(Items from a dataset)

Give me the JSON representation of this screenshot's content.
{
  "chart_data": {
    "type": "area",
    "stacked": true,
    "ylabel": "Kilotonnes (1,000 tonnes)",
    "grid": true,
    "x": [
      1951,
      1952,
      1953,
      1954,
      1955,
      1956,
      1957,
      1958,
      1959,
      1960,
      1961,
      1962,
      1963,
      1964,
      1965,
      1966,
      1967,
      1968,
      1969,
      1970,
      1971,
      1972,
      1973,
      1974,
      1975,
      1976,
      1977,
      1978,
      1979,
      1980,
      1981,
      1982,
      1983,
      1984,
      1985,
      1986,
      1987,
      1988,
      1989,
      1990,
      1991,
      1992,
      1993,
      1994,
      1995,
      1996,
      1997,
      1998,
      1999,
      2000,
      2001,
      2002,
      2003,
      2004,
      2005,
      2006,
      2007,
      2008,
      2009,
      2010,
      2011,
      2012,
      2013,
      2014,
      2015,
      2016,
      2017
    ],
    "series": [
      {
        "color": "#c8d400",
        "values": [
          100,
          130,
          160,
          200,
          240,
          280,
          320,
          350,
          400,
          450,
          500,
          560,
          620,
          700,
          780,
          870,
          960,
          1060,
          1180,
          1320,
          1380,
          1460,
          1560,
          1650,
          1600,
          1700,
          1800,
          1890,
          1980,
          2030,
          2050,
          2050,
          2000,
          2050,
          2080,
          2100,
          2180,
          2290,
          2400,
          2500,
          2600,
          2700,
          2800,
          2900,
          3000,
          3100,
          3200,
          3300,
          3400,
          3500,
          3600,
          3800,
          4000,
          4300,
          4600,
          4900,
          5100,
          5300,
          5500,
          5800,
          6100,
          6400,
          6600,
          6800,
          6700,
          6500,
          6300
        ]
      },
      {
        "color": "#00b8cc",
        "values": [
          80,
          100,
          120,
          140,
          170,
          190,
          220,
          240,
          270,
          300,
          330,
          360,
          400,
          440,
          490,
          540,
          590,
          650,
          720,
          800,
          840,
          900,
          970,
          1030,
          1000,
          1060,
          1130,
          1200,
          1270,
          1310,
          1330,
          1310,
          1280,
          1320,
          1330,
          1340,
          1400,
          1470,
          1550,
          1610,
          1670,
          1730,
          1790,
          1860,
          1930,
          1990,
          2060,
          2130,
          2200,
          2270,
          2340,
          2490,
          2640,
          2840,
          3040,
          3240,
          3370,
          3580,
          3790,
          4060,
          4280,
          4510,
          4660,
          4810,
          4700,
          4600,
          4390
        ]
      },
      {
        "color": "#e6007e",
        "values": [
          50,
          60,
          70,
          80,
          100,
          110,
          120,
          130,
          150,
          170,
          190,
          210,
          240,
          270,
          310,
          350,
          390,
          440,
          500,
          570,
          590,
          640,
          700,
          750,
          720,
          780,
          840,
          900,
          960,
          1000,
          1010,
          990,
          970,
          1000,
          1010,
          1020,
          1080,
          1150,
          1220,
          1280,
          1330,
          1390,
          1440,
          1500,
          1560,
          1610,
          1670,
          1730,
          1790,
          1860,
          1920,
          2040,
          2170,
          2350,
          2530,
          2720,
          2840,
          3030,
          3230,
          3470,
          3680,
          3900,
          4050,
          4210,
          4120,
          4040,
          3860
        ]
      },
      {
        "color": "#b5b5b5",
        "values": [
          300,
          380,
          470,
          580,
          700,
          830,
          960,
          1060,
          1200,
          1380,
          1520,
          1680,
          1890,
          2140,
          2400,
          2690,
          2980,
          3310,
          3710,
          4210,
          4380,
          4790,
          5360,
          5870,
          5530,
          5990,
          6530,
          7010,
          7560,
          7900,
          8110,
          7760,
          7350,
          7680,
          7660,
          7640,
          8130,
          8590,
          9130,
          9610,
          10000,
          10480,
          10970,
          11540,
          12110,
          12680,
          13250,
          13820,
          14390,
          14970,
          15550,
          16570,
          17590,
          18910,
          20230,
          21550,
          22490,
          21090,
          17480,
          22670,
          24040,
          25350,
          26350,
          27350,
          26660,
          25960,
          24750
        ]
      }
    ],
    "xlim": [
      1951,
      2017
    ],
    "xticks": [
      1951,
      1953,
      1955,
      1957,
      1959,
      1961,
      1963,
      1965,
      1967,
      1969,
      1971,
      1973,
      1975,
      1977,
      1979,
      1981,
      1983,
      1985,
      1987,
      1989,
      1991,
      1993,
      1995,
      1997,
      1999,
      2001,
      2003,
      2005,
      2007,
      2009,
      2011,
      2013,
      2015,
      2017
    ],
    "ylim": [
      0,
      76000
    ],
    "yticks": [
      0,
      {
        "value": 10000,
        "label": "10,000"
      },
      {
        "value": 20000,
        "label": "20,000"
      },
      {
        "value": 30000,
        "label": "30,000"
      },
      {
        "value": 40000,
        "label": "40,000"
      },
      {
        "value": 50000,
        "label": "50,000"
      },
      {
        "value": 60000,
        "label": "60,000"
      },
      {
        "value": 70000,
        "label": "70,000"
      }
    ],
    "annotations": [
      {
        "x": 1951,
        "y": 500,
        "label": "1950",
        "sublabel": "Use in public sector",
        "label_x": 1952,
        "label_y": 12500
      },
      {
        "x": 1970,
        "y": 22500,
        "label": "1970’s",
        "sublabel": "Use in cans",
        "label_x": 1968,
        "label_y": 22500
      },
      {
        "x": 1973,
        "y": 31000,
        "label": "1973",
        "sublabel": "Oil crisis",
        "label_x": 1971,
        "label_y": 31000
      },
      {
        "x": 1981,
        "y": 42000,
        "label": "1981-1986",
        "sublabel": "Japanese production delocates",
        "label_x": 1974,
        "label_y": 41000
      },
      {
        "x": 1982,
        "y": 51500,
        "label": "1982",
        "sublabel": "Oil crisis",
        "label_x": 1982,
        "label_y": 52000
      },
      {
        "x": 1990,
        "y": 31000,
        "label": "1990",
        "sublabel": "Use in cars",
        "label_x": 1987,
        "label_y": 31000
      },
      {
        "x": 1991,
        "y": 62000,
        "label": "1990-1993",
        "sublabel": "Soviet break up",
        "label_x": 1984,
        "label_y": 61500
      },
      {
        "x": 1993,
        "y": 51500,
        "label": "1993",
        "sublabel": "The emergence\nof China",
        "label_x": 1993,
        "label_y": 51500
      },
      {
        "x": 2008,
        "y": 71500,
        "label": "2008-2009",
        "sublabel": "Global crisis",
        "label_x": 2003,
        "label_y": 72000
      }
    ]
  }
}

▶ **WHAT THE EXERCISE ASKS**: Retype the data exactly as given.

▶ **RESULT**:
Give me the JSON representation of this screenshot's content.
{
  "chart_data": {
    "type": "area",
    "stacked": true,
    "ylabel": "Kilotonnes (1,000 tonnes)",
    "grid": true,
    "x": [
      1951,
      1952,
      1953,
      1954,
      1955,
      1956,
      1957,
      1958,
      1959,
      1960,
      1961,
      1962,
      1963,
      1964,
      1965,
      1966,
      1967,
      1968,
      1969,
      1970,
      1971,
      1972,
      1973,
      1974,
      1975,
      1976,
      1977,
      1978,
      1979,
      1980,
      1981,
      1982,
      1983,
      1984,
      1985,
      1986,
      1987,
      1988,
      1989,
      1990,
      1991,
      1992,
      1993,
      1994,
      1995,
      1996,
      1997,
      1998,
      1999,
      2000,
      2001,
      2002,
      2003,
      2004,
      2005,
      2006,
      2007,
      2008,
      2009,
      2010,
      2011,
      2012,
      2013,
      2014,
      2015,
      2016,
      2017
    ],
    "series": [
      {
        "color": "#c8d400",
        "values": [
          100,
          130,
          160,
          200,
          240,
          280,
          320,
          350,
          400,
          450,
          500,
          560,
          620,
          700,
          780,
          870,
          960,
          1060,
          1180,
          1320,
          1380,
          1460,
          1560,
          1650,
          1600,
          1700,
          1800,
          1890,
          1980,
          2030,
          2050,
          2050,
          2000,
          2050,
          2080,
          2100,
          2180,
          2290,
          2400,
          2500,
          2600,
          2700,
          2800,
          2900,
          3000,
          3100,
          3200,
          3300,
          3400,
          3500,
          3600,
          3800,
          4000,
          4300,
          4600,
          4900,
          5100,
          5300,
          5500,
          5800,
          6100,
          6400,
          6600,
          6800,
          6700,
          6500,
          6300
        ]
      },
      {
        "color": "#00b8cc",
        "values": [
          80,
          100,
          120,
          140,
          170,
          190,
          220,
          240,
          270,
          300,
          330,
          360,
          400,
          440,
          490,
          540,
          590,
          650,
          720,
          800,
          840,
          900,
          970,
          1030,
          1000,
          1060,
          1130,
          1200,
          1270,
          1310,
          1330,
          1310,
          1280,
          1320,
          1330,
          1340,
          1400,
          1470,
          1550,
          1610,
          1670,
          1730,
          1790,
          1860,
          1930,
          1990,
          2060,
          2130,
          2200,
          2270,
          2340,
          2490,
          2640,
          2840,
          3040,
          3240,
          3370,
          3580,
          3790,
          4060,
          4280,
          4510,
          4660,
          4810,
          4700,
          4600,
          4390
        ]
      },
      {
        "color": "#e6007e",
        "values": [
          50,
          60,
          70,
          80,
          100,
          110,
          120,
          130,
          150,
          170,
          190,
          210,
          240,
          270,
          310,
          350,
          390,
          440,
          500,
          570,
          590,
          640,
          700,
          750,
          720,
          780,
          840,
          900,
          960,
          1000,
          1010,
          990,
          970,
          1000,
          1010,
          1020,
          1080,
          1150,
          1220,
          1280,
          1330,
          1390,
          1440,
          1500,
          1560,
          1610,
          1670,
          1730,
          1790,
          1860,
          1920,
          2040,
          2170,
          2350,
          2530,
          2720,
          2840,
          3030,
          3230,
          3470,
          3680,
          3900,
          4050,
          4210,
          4120,
          4040,
          3860
        ]
      },
      {
        "color": "#b5b5b5",
        "values": [
          300,
          380,
          470,
          580,
          700,
          830,
          960,
          1060,
          1200,
          1380,
          1520,
          1680,
          1890,
          2140,
          2400,
          2690,
          2980,
          3310,
          3710,
          4210,
          4380,
          4790,
          5360,
          5870,
          5530,
          5990,
          6530,
          7010,
          7560,
          7900,
          8110,
          7760,
          7350,
          7680,
          7660,
          7640,
          8130,
          8590,
          9130,
          9610,
          10000,
          10480,
          10970,
          11540,
          12110,
          12680,
          13250,
          13820,
          14390,
          14970,
          15550,
          16570,
          17590,
          18910,
          20230,
          21550,
          22490,
          21090,
          17480,
          22670,
          24040,
          25350,
          26350,
          27350,
          26660,
          25960,
          24750
        ]
      }
    ],
    "xlim": [
      1951,
      2017
    ],
    "xticks": [
      1951,
      1953,
      1955,
      1957,
      1959,
      1961,
      1963,
      1965,
      1967,
      1969,
      1971,
      1973,
      1975,
      1977,
      1979,
      1981,
      1983,
      1985,
      1987,
      1989,
      1991,
      1993,
      1995,
      1997,
      1999,
      2001,
      2003,
      2005,
      2007,
      2009,
      2011,
      2013,
      2015,
      2017
    ],
    "ylim": [
      0,
      76000
    ],
    "yticks": [
      0,
      {
        "value": 10000,
        "label": "10,000"
      },
      {
        "value": 20000,
        "label": "20,000"
      },
      {
        "value": 30000,
        "label": "30,000"
      },
      {
        "value": 40000,
        "label": "40,000"
      },
      {
        "value": 50000,
        "label": "50,000"
      },
      {
        "value": 60000,
        "label": "60,000"
      },
      {
        "value": 70000,
        "label": "70,000"
      }
    ],
    "annotations": [
      {
        "x": 1951,
        "y": 500,
        "label": "1950",
        "sublabel": "Use in public sector",
        "label_x": 1952,
        "label_y": 12500
      },
      {
        "x": 1970,
        "y": 22500,
        "label": "1970’s",
        "sublabel": "Use in cans",
        "label_x": 1968,
        "label_y": 22500
      },
      {
        "x": 1973,
        "y": 31000,
        "label": "1973",
        "sublabel": "Oil crisis",
        "label_x": 1971,
        "label_y": 31000
      },
      {
        "x": 1981,
        "y": 42000,
        "label": "1981-1986",
        "sublabel": "Japanese production delocates",
        "label_x": 1974,
        "label_y": 41000
      },
      {
        "x": 1982,
        "y": 51500,
        "label": "1982",
        "sublabel": "Oil crisis",
        "label_x": 1982,
        "label_y": 52000
      },
      {
        "x": 1990,
        "y": 31000,
        "label": "1990",
        "sublabel": "Use in cars",
        "label_x": 1987,
        "label_y": 31000
      },
      {
        "x": 1991,
        "y": 62000,
        "label": "1990-1993",
        "sublabel": "Soviet break up",
        "label_x": 1984,
        "label_y": 61500
      },
      {
        "x": 1993,
        "y": 51500,
        "label": "1993",
        "sublabel": "The emergence\nof China",
        "label_x": 1993,
        "label_y": 51500
      },
      {
        "x": 2008,
        "y": 71500,
        "label": "2008-2009",
        "sublabel": "Global crisis",
        "label_x": 2003,
        "label_y": 72000
      }
    ]
  }
}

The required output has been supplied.